_What you should do_
Each record that follows should be repeated exactly, minus any images.
-- BEGIN Supplied data --
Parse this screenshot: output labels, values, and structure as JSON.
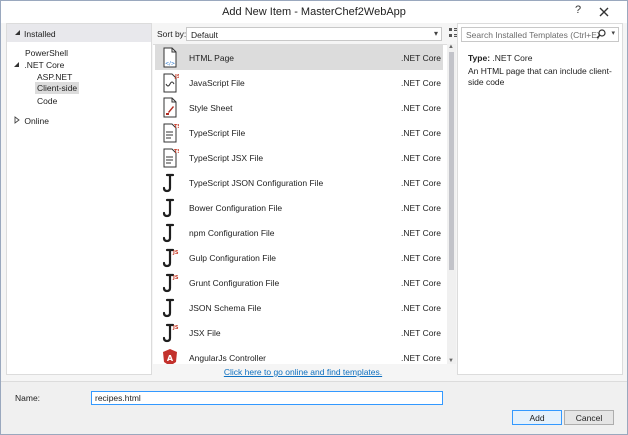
{
  "window": {
    "title": "Add New Item - MasterChef2WebApp",
    "help_label": "?"
  },
  "left": {
    "installed_label": "Installed",
    "tree": [
      {
        "label": "PowerShell"
      },
      {
        "label": ".NET Core"
      },
      {
        "label": "ASP.NET"
      },
      {
        "label": "Client-side"
      },
      {
        "label": "Code"
      },
      {
        "label": "Online"
      }
    ]
  },
  "toolbar": {
    "sort_label": "Sort by:",
    "sort_value": "Default"
  },
  "items": [
    {
      "name": "HTML Page",
      "category": ".NET Core",
      "icon": "html-page-icon"
    },
    {
      "name": "JavaScript File",
      "category": ".NET Core",
      "icon": "javascript-file-icon"
    },
    {
      "name": "Style Sheet",
      "category": ".NET Core",
      "icon": "style-sheet-icon"
    },
    {
      "name": "TypeScript File",
      "category": ".NET Core",
      "icon": "typescript-file-icon"
    },
    {
      "name": "TypeScript JSX File",
      "category": ".NET Core",
      "icon": "typescript-jsx-file-icon"
    },
    {
      "name": "TypeScript JSON Configuration File",
      "category": ".NET Core",
      "icon": "json-config-icon"
    },
    {
      "name": "Bower Configuration File",
      "category": ".NET Core",
      "icon": "json-config-icon"
    },
    {
      "name": "npm Configuration File",
      "category": ".NET Core",
      "icon": "json-config-icon"
    },
    {
      "name": "Gulp Configuration File",
      "category": ".NET Core",
      "icon": "js-config-icon"
    },
    {
      "name": "Grunt Configuration File",
      "category": ".NET Core",
      "icon": "js-config-icon"
    },
    {
      "name": "JSON Schema File",
      "category": ".NET Core",
      "icon": "json-config-icon"
    },
    {
      "name": "JSX File",
      "category": ".NET Core",
      "icon": "jsx-file-icon"
    },
    {
      "name": "AngularJs Controller",
      "category": ".NET Core",
      "icon": "angular-icon"
    }
  ],
  "details": {
    "search_placeholder": "Search Installed Templates (Ctrl+E)",
    "type_label": "Type:",
    "type_value": ".NET Core",
    "description": "An HTML page that can include client-side code"
  },
  "online_link": "Click here to go online and find templates.",
  "footer": {
    "name_label": "Name:",
    "name_value": "recipes.html",
    "add_label": "Add",
    "cancel_label": "Cancel"
  },
  "colors": {
    "selection": "#dcdcdc",
    "accent": "#3399ff",
    "link": "#0e70c0"
  }
}
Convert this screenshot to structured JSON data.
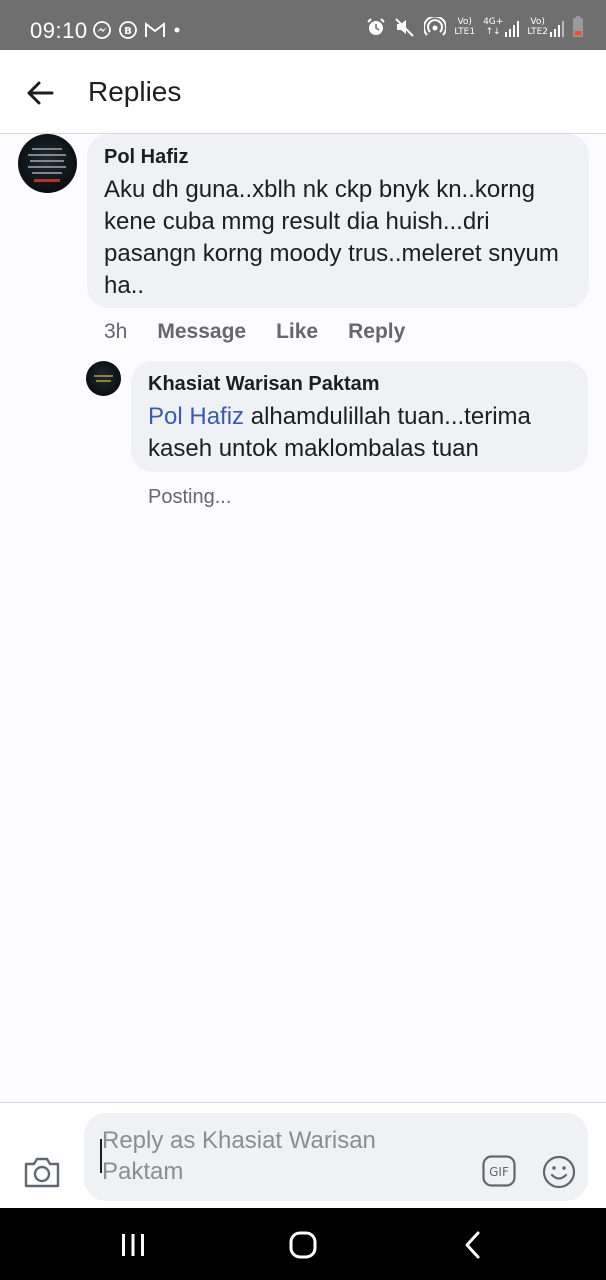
{
  "status_bar": {
    "time": "09:10",
    "left_icons": [
      "messenger-icon",
      "b-circle-icon",
      "gmail-icon",
      "dot-icon"
    ],
    "right_icons": [
      "alarm-icon",
      "mute-icon",
      "hotspot-icon",
      "volte-lte1-icon",
      "4g-signal-icon",
      "volte-lte2-icon",
      "battery-icon"
    ],
    "volte1_top": "Vo)",
    "volte1_bottom": "LTE1",
    "net_type": "4G+",
    "volte2_top": "Vo)",
    "volte2_bottom": "LTE2"
  },
  "header": {
    "title": "Replies"
  },
  "comment": {
    "author": "Pol Hafiz",
    "text": "Aku dh guna..xblh nk ckp bnyk kn..korng kene cuba mmg result dia huish...dri pasangn korng moody trus..meleret snyum ha..",
    "time": "3h",
    "actions": {
      "message": "Message",
      "like": "Like",
      "reply": "Reply"
    }
  },
  "reply": {
    "author": "Khasiat Warisan Paktam",
    "mention": "Pol Hafiz",
    "text": " alhamdulillah tuan...terima kaseh untok maklombalas tuan",
    "status": "Posting..."
  },
  "composer": {
    "placeholder": "Reply as Khasiat Warisan Paktam",
    "gif_label": "GIF"
  },
  "colors": {
    "status_bar": "#6f6f70",
    "bubble": "#f0f1f5",
    "mention": "#3b5cad",
    "muted": "#65676b"
  }
}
-- END Supplied data --
_Problem solution_
Parse this screenshot: output labels, values, and structure as JSON.
{
  "window": {
    "title": "Add New Item - MasterChef2WebApp",
    "help_label": "?"
  },
  "left": {
    "installed_label": "Installed",
    "tree": [
      {
        "label": "PowerShell"
      },
      {
        "label": ".NET Core"
      },
      {
        "label": "ASP.NET"
      },
      {
        "label": "Client-side"
      },
      {
        "label": "Code"
      },
      {
        "label": "Online"
      }
    ]
  },
  "toolbar": {
    "sort_label": "Sort by:",
    "sort_value": "Default"
  },
  "items": [
    {
      "name": "HTML Page",
      "category": ".NET Core",
      "icon": "html-page-icon"
    },
    {
      "name": "JavaScript File",
      "category": ".NET Core",
      "icon": "javascript-file-icon"
    },
    {
      "name": "Style Sheet",
      "category": ".NET Core",
      "icon": "style-sheet-icon"
    },
    {
      "name": "TypeScript File",
      "category": ".NET Core",
      "icon": "typescript-file-icon"
    },
    {
      "name": "TypeScript JSX File",
      "category": ".NET Core",
      "icon": "typescript-jsx-file-icon"
    },
    {
      "name": "TypeScript JSON Configuration File",
      "category": ".NET Core",
      "icon": "json-config-icon"
    },
    {
      "name": "Bower Configuration File",
      "category": ".NET Core",
      "icon": "json-config-icon"
    },
    {
      "name": "npm Configuration File",
      "category": ".NET Core",
      "icon": "json-config-icon"
    },
    {
      "name": "Gulp Configuration File",
      "category": ".NET Core",
      "icon": "js-config-icon"
    },
    {
      "name": "Grunt Configuration File",
      "category": ".NET Core",
      "icon": "js-config-icon"
    },
    {
      "name": "JSON Schema File",
      "category": ".NET Core",
      "icon": "json-config-icon"
    },
    {
      "name": "JSX File",
      "category": ".NET Core",
      "icon": "jsx-file-icon"
    },
    {
      "name": "AngularJs Controller",
      "category": ".NET Core",
      "icon": "angular-icon"
    }
  ],
  "details": {
    "search_placeholder": "Search Installed Templates (Ctrl+E)",
    "type_label": "Type:",
    "type_value": ".NET Core",
    "description": "An HTML page that can include client-side code"
  },
  "online_link": "Click here to go online and find templates.",
  "footer": {
    "name_label": "Name:",
    "name_value": "recipes.html",
    "add_label": "Add",
    "cancel_label": "Cancel"
  },
  "colors": {
    "selection": "#dcdcdc",
    "accent": "#3399ff",
    "link": "#0e70c0"
  }
}
Convert this screenshot to structured JSON data.
{
  "status_bar": {
    "time": "09:10",
    "left_icons": [
      "messenger-icon",
      "b-circle-icon",
      "gmail-icon",
      "dot-icon"
    ],
    "right_icons": [
      "alarm-icon",
      "mute-icon",
      "hotspot-icon",
      "volte-lte1-icon",
      "4g-signal-icon",
      "volte-lte2-icon",
      "battery-icon"
    ],
    "volte1_top": "Vo)",
    "volte1_bottom": "LTE1",
    "net_type": "4G+",
    "volte2_top": "Vo)",
    "volte2_bottom": "LTE2"
  },
  "header": {
    "title": "Replies"
  },
  "comment": {
    "author": "Pol Hafiz",
    "text": "Aku dh guna..xblh nk ckp bnyk kn..korng kene cuba mmg result dia huish...dri pasangn korng moody trus..meleret snyum ha..",
    "time": "3h",
    "actions": {
      "message": "Message",
      "like": "Like",
      "reply": "Reply"
    }
  },
  "reply": {
    "author": "Khasiat Warisan Paktam",
    "mention": "Pol Hafiz",
    "text": " alhamdulillah tuan...terima kaseh untok maklombalas tuan",
    "status": "Posting..."
  },
  "composer": {
    "placeholder": "Reply as Khasiat Warisan Paktam",
    "gif_label": "GIF"
  },
  "colors": {
    "status_bar": "#6f6f70",
    "bubble": "#f0f1f5",
    "mention": "#3b5cad",
    "muted": "#65676b"
  }
}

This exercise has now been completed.